━━━━━ PROVIDED MATERIAL
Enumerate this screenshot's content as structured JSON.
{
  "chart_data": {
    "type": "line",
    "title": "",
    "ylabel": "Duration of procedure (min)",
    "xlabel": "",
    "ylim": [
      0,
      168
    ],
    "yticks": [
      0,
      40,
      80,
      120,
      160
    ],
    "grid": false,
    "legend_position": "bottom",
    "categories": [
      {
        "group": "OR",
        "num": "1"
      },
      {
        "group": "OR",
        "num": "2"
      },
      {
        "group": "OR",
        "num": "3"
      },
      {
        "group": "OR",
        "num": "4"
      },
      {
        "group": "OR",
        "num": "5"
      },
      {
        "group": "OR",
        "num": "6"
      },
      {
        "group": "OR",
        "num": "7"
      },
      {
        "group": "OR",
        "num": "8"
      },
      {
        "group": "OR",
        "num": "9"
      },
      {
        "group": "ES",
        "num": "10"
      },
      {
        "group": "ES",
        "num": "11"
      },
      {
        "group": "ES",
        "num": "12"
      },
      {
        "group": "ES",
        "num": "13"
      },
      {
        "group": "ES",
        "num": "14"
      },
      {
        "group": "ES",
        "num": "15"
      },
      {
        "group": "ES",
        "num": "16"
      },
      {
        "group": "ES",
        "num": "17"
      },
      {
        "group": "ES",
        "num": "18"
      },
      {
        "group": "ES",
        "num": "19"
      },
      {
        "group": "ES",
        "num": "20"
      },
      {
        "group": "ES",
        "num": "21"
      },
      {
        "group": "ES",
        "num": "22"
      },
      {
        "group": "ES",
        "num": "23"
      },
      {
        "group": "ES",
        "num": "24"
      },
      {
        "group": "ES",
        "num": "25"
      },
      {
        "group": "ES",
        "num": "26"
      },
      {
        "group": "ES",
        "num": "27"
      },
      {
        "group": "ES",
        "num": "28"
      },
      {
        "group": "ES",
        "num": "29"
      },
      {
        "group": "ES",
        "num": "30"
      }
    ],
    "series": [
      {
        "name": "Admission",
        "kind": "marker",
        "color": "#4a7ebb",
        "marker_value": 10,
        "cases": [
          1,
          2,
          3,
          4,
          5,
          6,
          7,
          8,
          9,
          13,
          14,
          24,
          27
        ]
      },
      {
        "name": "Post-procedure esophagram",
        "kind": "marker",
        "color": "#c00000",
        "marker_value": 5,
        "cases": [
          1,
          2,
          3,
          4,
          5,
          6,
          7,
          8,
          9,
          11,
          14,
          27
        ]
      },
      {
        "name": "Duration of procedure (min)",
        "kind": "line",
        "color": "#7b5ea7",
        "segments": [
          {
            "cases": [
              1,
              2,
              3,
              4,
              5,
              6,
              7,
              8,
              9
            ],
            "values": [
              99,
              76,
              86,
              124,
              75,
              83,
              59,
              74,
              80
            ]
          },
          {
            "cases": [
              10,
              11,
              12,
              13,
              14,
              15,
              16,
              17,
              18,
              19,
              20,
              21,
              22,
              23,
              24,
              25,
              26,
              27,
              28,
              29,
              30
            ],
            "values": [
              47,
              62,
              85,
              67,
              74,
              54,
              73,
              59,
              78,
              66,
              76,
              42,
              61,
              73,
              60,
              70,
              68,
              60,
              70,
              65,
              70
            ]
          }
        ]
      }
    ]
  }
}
━━━━━━━━━━
THE TASK: The lines to collect are those holding the string "procedure"; copy them all.

PROBLEM SOLUTION:
    "ylabel": "Duration of procedure (min)",
        "name": "Post-procedure esophagram",
        "name": "Duration of procedure (min)",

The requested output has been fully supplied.